(Extracted records)
+===+
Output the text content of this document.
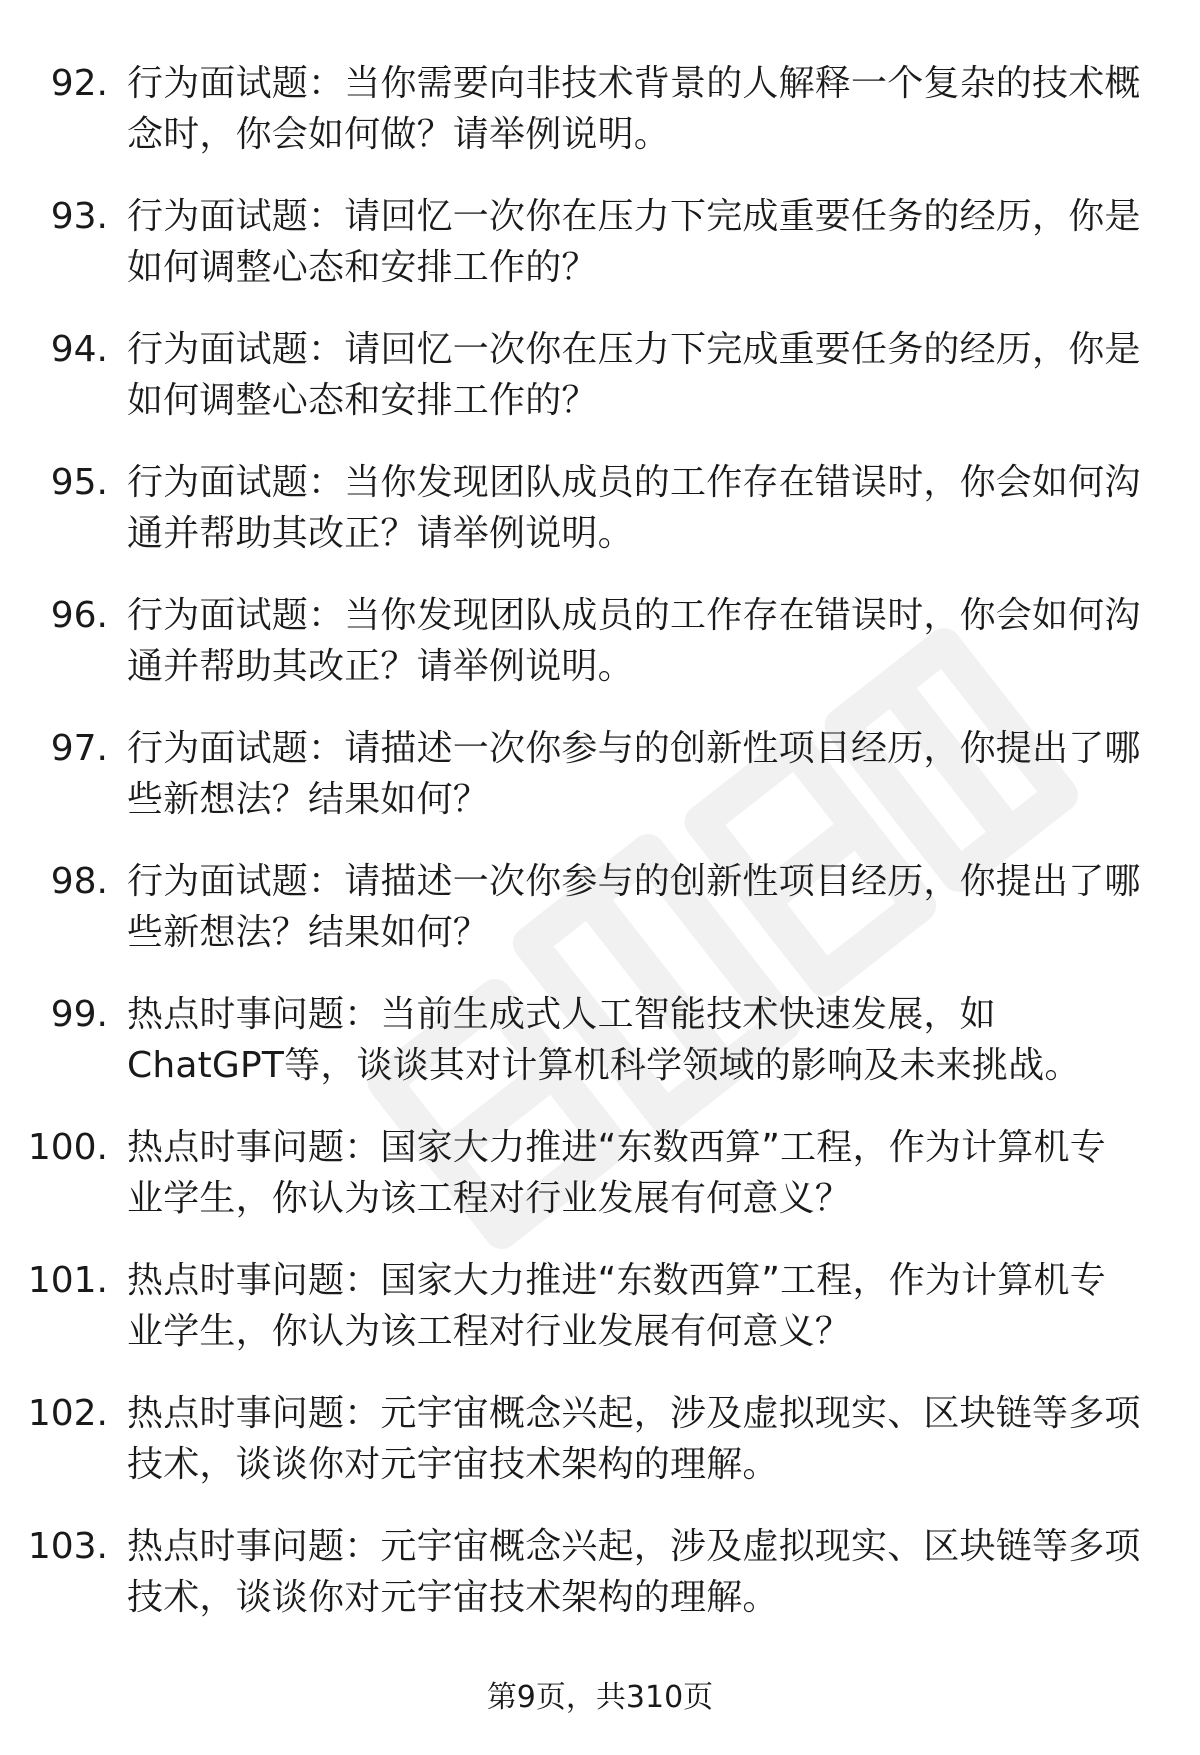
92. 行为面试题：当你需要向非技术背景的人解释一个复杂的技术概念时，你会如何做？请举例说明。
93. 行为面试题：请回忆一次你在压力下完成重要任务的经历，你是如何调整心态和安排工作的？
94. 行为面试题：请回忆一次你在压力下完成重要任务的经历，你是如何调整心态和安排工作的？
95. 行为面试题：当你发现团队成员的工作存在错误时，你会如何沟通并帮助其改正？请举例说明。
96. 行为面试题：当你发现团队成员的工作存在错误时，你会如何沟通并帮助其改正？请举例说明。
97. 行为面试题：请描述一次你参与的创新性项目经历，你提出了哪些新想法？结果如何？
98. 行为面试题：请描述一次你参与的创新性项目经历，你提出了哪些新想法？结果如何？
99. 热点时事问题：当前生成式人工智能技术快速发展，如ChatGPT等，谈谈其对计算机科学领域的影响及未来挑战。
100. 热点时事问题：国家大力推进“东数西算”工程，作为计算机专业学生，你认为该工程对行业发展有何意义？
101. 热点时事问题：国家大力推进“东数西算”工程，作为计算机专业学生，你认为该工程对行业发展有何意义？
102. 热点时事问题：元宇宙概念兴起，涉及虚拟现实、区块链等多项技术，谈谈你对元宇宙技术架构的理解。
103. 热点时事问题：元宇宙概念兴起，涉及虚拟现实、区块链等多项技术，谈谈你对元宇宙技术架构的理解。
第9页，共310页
+===+
TASK TO CARRY OUT » Set the listing down in full and exactly. Pictures within it should not appear in the copy.

TASK RESPONSE »
Output the text content of this document.
92. 行为面试题：当你需要向非技术背景的人解释一个复杂的技术概念时，你会如何做？请举例说明。
93. 行为面试题：请回忆一次你在压力下完成重要任务的经历，你是如何调整心态和安排工作的？
94. 行为面试题：请回忆一次你在压力下完成重要任务的经历，你是如何调整心态和安排工作的？
95. 行为面试题：当你发现团队成员的工作存在错误时，你会如何沟通并帮助其改正？请举例说明。
96. 行为面试题：当你发现团队成员的工作存在错误时，你会如何沟通并帮助其改正？请举例说明。
97. 行为面试题：请描述一次你参与的创新性项目经历，你提出了哪些新想法？结果如何？
98. 行为面试题：请描述一次你参与的创新性项目经历，你提出了哪些新想法？结果如何？
99. 热点时事问题：当前生成式人工智能技术快速发展，如ChatGPT等，谈谈其对计算机科学领域的影响及未来挑战。
100. 热点时事问题：国家大力推进“东数西算”工程，作为计算机专业学生，你认为该工程对行业发展有何意义？
101. 热点时事问题：国家大力推进“东数西算”工程，作为计算机专业学生，你认为该工程对行业发展有何意义？
102. 热点时事问题：元宇宙概念兴起，涉及虚拟现实、区块链等多项技术，谈谈你对元宇宙技术架构的理解。
103. 热点时事问题：元宇宙概念兴起，涉及虚拟现实、区块链等多项技术，谈谈你对元宇宙技术架构的理解。
第9页，共310页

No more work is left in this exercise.